- _Set problem_
Without altering anything, output the material below.

....................

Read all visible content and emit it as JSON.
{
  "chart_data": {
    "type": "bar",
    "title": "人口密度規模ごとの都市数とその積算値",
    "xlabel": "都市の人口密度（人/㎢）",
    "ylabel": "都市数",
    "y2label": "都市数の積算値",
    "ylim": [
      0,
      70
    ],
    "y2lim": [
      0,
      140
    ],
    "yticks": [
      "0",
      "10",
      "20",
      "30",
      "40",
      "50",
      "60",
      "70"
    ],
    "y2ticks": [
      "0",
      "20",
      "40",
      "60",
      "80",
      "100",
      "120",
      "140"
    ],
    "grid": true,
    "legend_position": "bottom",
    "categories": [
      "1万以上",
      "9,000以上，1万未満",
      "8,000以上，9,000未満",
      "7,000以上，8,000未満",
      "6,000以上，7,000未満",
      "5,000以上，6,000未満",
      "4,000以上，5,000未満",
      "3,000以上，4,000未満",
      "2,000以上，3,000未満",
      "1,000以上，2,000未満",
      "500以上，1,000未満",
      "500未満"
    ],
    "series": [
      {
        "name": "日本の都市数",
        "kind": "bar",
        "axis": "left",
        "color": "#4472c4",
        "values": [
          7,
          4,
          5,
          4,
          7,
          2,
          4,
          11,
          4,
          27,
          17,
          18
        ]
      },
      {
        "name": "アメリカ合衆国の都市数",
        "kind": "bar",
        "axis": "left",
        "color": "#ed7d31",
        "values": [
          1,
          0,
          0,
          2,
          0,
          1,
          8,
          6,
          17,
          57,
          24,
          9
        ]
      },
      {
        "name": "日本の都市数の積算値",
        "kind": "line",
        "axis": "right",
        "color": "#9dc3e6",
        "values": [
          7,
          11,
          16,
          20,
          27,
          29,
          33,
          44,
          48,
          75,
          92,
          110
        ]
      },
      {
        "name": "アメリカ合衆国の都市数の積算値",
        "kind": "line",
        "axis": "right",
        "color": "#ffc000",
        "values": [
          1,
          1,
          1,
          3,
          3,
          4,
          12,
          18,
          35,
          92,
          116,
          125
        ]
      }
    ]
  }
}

....................

- _Solved problem_
Read all visible content and emit it as JSON.
{
  "chart_data": {
    "type": "bar",
    "title": "人口密度規模ごとの都市数とその積算値",
    "xlabel": "都市の人口密度（人/㎢）",
    "ylabel": "都市数",
    "y2label": "都市数の積算値",
    "ylim": [
      0,
      70
    ],
    "y2lim": [
      0,
      140
    ],
    "yticks": [
      "0",
      "10",
      "20",
      "30",
      "40",
      "50",
      "60",
      "70"
    ],
    "y2ticks": [
      "0",
      "20",
      "40",
      "60",
      "80",
      "100",
      "120",
      "140"
    ],
    "grid": true,
    "legend_position": "bottom",
    "categories": [
      "1万以上",
      "9,000以上，1万未満",
      "8,000以上，9,000未満",
      "7,000以上，8,000未満",
      "6,000以上，7,000未満",
      "5,000以上，6,000未満",
      "4,000以上，5,000未満",
      "3,000以上，4,000未満",
      "2,000以上，3,000未満",
      "1,000以上，2,000未満",
      "500以上，1,000未満",
      "500未満"
    ],
    "series": [
      {
        "name": "日本の都市数",
        "kind": "bar",
        "axis": "left",
        "color": "#4472c4",
        "values": [
          7,
          4,
          5,
          4,
          7,
          2,
          4,
          11,
          4,
          27,
          17,
          18
        ]
      },
      {
        "name": "アメリカ合衆国の都市数",
        "kind": "bar",
        "axis": "left",
        "color": "#ed7d31",
        "values": [
          1,
          0,
          0,
          2,
          0,
          1,
          8,
          6,
          17,
          57,
          24,
          9
        ]
      },
      {
        "name": "日本の都市数の積算値",
        "kind": "line",
        "axis": "right",
        "color": "#9dc3e6",
        "values": [
          7,
          11,
          16,
          20,
          27,
          29,
          33,
          44,
          48,
          75,
          92,
          110
        ]
      },
      {
        "name": "アメリカ合衆国の都市数の積算値",
        "kind": "line",
        "axis": "right",
        "color": "#ffc000",
        "values": [
          1,
          1,
          1,
          3,
          3,
          4,
          12,
          18,
          35,
          92,
          116,
          125
        ]
      }
    ]
  }
}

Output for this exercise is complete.